# WHAT NEEDS TO BE DONE
Without omitting anything, retype the data that follows.
---------- LISTING
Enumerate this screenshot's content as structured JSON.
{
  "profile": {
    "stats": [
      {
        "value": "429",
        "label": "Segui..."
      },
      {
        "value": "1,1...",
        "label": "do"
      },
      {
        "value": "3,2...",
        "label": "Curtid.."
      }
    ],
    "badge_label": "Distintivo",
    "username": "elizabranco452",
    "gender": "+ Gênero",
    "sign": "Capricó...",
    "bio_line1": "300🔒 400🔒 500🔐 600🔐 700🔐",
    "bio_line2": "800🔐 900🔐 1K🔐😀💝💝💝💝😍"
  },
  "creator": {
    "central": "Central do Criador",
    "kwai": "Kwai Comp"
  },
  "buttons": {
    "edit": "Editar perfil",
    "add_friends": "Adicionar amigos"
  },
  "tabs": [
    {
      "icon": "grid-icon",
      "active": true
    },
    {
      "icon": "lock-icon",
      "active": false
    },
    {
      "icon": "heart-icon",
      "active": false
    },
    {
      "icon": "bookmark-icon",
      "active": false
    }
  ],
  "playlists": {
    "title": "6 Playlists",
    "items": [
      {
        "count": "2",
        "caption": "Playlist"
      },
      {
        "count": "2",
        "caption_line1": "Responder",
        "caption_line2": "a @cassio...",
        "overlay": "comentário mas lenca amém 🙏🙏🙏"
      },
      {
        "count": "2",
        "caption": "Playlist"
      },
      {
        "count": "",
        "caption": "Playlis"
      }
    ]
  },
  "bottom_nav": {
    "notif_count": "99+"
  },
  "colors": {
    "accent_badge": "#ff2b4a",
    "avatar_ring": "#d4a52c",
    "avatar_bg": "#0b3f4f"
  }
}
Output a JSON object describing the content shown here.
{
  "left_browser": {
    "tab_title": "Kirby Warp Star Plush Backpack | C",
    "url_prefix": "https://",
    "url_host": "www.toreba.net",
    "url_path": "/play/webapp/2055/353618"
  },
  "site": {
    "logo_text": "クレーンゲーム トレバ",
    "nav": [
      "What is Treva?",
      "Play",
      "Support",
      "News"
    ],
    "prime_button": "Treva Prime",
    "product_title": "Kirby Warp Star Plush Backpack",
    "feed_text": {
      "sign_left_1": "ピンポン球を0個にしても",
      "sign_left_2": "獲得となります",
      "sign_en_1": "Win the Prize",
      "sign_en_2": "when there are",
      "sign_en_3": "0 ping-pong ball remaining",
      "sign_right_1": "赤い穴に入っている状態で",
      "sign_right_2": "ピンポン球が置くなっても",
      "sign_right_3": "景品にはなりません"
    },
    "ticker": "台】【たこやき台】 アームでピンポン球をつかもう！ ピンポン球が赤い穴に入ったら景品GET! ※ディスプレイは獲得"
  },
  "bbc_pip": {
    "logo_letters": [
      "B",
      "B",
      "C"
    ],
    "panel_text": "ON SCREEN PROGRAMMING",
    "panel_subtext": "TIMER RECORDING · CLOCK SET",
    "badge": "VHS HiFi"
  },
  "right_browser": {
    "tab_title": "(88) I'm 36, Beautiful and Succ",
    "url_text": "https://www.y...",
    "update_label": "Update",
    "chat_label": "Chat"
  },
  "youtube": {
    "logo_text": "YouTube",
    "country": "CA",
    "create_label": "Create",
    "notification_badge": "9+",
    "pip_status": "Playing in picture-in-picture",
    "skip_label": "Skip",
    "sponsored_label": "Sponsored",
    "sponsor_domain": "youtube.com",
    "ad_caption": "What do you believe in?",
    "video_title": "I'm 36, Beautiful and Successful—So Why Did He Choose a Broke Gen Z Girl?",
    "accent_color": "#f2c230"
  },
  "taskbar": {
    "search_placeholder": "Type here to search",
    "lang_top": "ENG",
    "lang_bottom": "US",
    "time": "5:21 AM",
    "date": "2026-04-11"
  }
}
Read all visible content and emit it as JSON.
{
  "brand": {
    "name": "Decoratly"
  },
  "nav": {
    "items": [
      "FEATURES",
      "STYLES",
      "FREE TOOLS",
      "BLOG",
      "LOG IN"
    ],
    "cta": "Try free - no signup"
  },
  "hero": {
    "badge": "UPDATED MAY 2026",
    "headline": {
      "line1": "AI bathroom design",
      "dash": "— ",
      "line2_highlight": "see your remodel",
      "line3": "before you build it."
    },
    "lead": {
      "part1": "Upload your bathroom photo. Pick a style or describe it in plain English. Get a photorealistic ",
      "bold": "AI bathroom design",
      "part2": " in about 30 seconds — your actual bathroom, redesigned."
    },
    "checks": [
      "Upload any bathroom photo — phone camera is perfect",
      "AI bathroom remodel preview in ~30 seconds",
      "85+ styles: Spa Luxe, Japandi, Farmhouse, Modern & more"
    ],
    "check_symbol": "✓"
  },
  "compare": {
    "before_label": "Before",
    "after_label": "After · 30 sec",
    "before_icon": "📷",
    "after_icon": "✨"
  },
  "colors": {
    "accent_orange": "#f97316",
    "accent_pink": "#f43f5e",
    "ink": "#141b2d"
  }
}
--------------------
# SOLUTION TO THIS PROBLEM
Enumerate this screenshot's content as structured JSON.
{
  "profile": {
    "stats": [
      {
        "value": "429",
        "label": "Segui..."
      },
      {
        "value": "1,1...",
        "label": "do"
      },
      {
        "value": "3,2...",
        "label": "Curtid.."
      }
    ],
    "badge_label": "Distintivo",
    "username": "elizabranco452",
    "gender": "+ Gênero",
    "sign": "Capricó...",
    "bio_line1": "300🔒 400🔒 500🔐 600🔐 700🔐",
    "bio_line2": "800🔐 900🔐 1K🔐😀💝💝💝💝😍"
  },
  "creator": {
    "central": "Central do Criador",
    "kwai": "Kwai Comp"
  },
  "buttons": {
    "edit": "Editar perfil",
    "add_friends": "Adicionar amigos"
  },
  "tabs": [
    {
      "icon": "grid-icon",
      "active": true
    },
    {
      "icon": "lock-icon",
      "active": false
    },
    {
      "icon": "heart-icon",
      "active": false
    },
    {
      "icon": "bookmark-icon",
      "active": false
    }
  ],
  "playlists": {
    "title": "6 Playlists",
    "items": [
      {
        "count": "2",
        "caption": "Playlist"
      },
      {
        "count": "2",
        "caption_line1": "Responder",
        "caption_line2": "a @cassio...",
        "overlay": "comentário mas lenca amém 🙏🙏🙏"
      },
      {
        "count": "2",
        "caption": "Playlist"
      },
      {
        "count": "",
        "caption": "Playlis"
      }
    ]
  },
  "bottom_nav": {
    "notif_count": "99+"
  },
  "colors": {
    "accent_badge": "#ff2b4a",
    "avatar_ring": "#d4a52c",
    "avatar_bg": "#0b3f4f"
  }
}
Output a JSON object describing the content shown here.
{
  "left_browser": {
    "tab_title": "Kirby Warp Star Plush Backpack | C",
    "url_prefix": "https://",
    "url_host": "www.toreba.net",
    "url_path": "/play/webapp/2055/353618"
  },
  "site": {
    "logo_text": "クレーンゲーム トレバ",
    "nav": [
      "What is Treva?",
      "Play",
      "Support",
      "News"
    ],
    "prime_button": "Treva Prime",
    "product_title": "Kirby Warp Star Plush Backpack",
    "feed_text": {
      "sign_left_1": "ピンポン球を0個にしても",
      "sign_left_2": "獲得となります",
      "sign_en_1": "Win the Prize",
      "sign_en_2": "when there are",
      "sign_en_3": "0 ping-pong ball remaining",
      "sign_right_1": "赤い穴に入っている状態で",
      "sign_right_2": "ピンポン球が置くなっても",
      "sign_right_3": "景品にはなりません"
    },
    "ticker": "台】【たこやき台】 アームでピンポン球をつかもう！ ピンポン球が赤い穴に入ったら景品GET! ※ディスプレイは獲得"
  },
  "bbc_pip": {
    "logo_letters": [
      "B",
      "B",
      "C"
    ],
    "panel_text": "ON SCREEN PROGRAMMING",
    "panel_subtext": "TIMER RECORDING · CLOCK SET",
    "badge": "VHS HiFi"
  },
  "right_browser": {
    "tab_title": "(88) I'm 36, Beautiful and Succ",
    "url_text": "https://www.y...",
    "update_label": "Update",
    "chat_label": "Chat"
  },
  "youtube": {
    "logo_text": "YouTube",
    "country": "CA",
    "create_label": "Create",
    "notification_badge": "9+",
    "pip_status": "Playing in picture-in-picture",
    "skip_label": "Skip",
    "sponsored_label": "Sponsored",
    "sponsor_domain": "youtube.com",
    "ad_caption": "What do you believe in?",
    "video_title": "I'm 36, Beautiful and Successful—So Why Did He Choose a Broke Gen Z Girl?",
    "accent_color": "#f2c230"
  },
  "taskbar": {
    "search_placeholder": "Type here to search",
    "lang_top": "ENG",
    "lang_bottom": "US",
    "time": "5:21 AM",
    "date": "2026-04-11"
  }
}
Read all visible content and emit it as JSON.
{
  "brand": {
    "name": "Decoratly"
  },
  "nav": {
    "items": [
      "FEATURES",
      "STYLES",
      "FREE TOOLS",
      "BLOG",
      "LOG IN"
    ],
    "cta": "Try free - no signup"
  },
  "hero": {
    "badge": "UPDATED MAY 2026",
    "headline": {
      "line1": "AI bathroom design",
      "dash": "— ",
      "line2_highlight": "see your remodel",
      "line3": "before you build it."
    },
    "lead": {
      "part1": "Upload your bathroom photo. Pick a style or describe it in plain English. Get a photorealistic ",
      "bold": "AI bathroom design",
      "part2": " in about 30 seconds — your actual bathroom, redesigned."
    },
    "checks": [
      "Upload any bathroom photo — phone camera is perfect",
      "AI bathroom remodel preview in ~30 seconds",
      "85+ styles: Spa Luxe, Japandi, Farmhouse, Modern & more"
    ],
    "check_symbol": "✓"
  },
  "compare": {
    "before_label": "Before",
    "after_label": "After · 30 sec",
    "before_icon": "📷",
    "after_icon": "✨"
  },
  "colors": {
    "accent_orange": "#f97316",
    "accent_pink": "#f43f5e",
    "ink": "#141b2d"
  }
}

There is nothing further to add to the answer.